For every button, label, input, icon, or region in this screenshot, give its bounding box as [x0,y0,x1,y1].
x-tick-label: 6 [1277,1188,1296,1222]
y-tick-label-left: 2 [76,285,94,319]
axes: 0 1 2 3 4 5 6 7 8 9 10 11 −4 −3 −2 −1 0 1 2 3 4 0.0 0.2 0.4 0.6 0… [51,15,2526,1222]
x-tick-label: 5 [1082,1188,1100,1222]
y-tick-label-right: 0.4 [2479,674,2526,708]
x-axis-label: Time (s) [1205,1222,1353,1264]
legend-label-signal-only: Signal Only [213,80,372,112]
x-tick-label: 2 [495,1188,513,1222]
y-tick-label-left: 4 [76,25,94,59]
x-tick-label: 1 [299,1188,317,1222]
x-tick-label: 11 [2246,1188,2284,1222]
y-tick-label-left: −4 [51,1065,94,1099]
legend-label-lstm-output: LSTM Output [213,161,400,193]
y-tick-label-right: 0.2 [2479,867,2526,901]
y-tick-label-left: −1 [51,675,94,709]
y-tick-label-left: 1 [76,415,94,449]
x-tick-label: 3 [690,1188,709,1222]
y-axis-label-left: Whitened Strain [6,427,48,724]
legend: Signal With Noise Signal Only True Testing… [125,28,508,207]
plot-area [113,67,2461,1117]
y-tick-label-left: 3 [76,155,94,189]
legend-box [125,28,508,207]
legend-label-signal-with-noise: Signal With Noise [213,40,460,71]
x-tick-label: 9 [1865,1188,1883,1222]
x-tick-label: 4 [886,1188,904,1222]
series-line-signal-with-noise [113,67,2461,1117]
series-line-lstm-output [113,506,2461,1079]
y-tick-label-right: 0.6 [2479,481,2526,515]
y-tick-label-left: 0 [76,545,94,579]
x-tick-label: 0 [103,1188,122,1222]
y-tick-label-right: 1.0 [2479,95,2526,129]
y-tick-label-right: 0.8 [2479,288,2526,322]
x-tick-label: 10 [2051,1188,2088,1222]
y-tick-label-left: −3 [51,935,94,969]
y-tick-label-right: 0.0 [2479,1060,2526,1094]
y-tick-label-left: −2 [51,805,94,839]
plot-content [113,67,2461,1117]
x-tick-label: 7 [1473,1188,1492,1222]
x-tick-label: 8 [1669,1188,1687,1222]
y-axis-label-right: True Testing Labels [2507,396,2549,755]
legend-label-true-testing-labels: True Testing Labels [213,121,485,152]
────────
Rewrite all the items above, changing "Whitened Strain" to "Normalized Strain" and keeping everything else the same.

• [Output]
For every button, label, input, icon, or region in this screenshot, give its bounding box as [x0,y0,x1,y1].
x-tick-label: 6 [1277,1188,1296,1222]
y-tick-label-left: 2 [76,285,94,319]
axes: 0 1 2 3 4 5 6 7 8 9 10 11 −4 −3 −2 −1 0 1 2 3 4 0.0 0.2 0.4 0.6 0… [51,15,2526,1222]
x-tick-label: 5 [1082,1188,1100,1222]
y-tick-label-right: 0.4 [2479,674,2526,708]
x-axis-label: Time (s) [1205,1222,1353,1264]
legend-label-signal-only: Signal Only [213,80,372,112]
x-tick-label: 2 [495,1188,513,1222]
y-tick-label-left: 4 [76,25,94,59]
x-tick-label: 1 [299,1188,317,1222]
x-tick-label: 11 [2246,1188,2284,1222]
y-tick-label-left: −4 [51,1065,94,1099]
legend-label-lstm-output: LSTM Output [213,161,400,193]
y-tick-label-right: 0.2 [2479,867,2526,901]
y-tick-label-left: −1 [51,675,94,709]
y-tick-label-left: 1 [76,415,94,449]
x-tick-label: 3 [690,1188,709,1222]
y-axis-label-left: Normalized Strain [6,427,48,724]
legend: Signal With Noise Signal Only True Testing… [125,28,508,207]
plot-area [113,67,2461,1117]
y-tick-label-left: 3 [76,155,94,189]
legend-box [125,28,508,207]
legend-label-signal-with-noise: Signal With Noise [213,40,460,71]
x-tick-label: 9 [1865,1188,1883,1222]
x-tick-label: 4 [886,1188,904,1222]
series-line-signal-with-noise [113,67,2461,1117]
series-line-lstm-output [113,506,2461,1079]
y-tick-label-right: 0.6 [2479,481,2526,515]
y-tick-label-left: 0 [76,545,94,579]
x-tick-label: 0 [103,1188,122,1222]
y-tick-label-right: 1.0 [2479,95,2526,129]
y-tick-label-right: 0.8 [2479,288,2526,322]
x-tick-label: 10 [2051,1188,2088,1222]
y-tick-label-left: −3 [51,935,94,969]
y-tick-label-right: 0.0 [2479,1060,2526,1094]
y-tick-label-left: −2 [51,805,94,839]
plot-content [113,67,2461,1117]
x-tick-label: 7 [1473,1188,1492,1222]
x-tick-label: 8 [1669,1188,1687,1222]
y-axis-label-right: True Testing Labels [2507,396,2549,755]
legend-label-true-testing-labels: True Testing Labels [213,121,485,152]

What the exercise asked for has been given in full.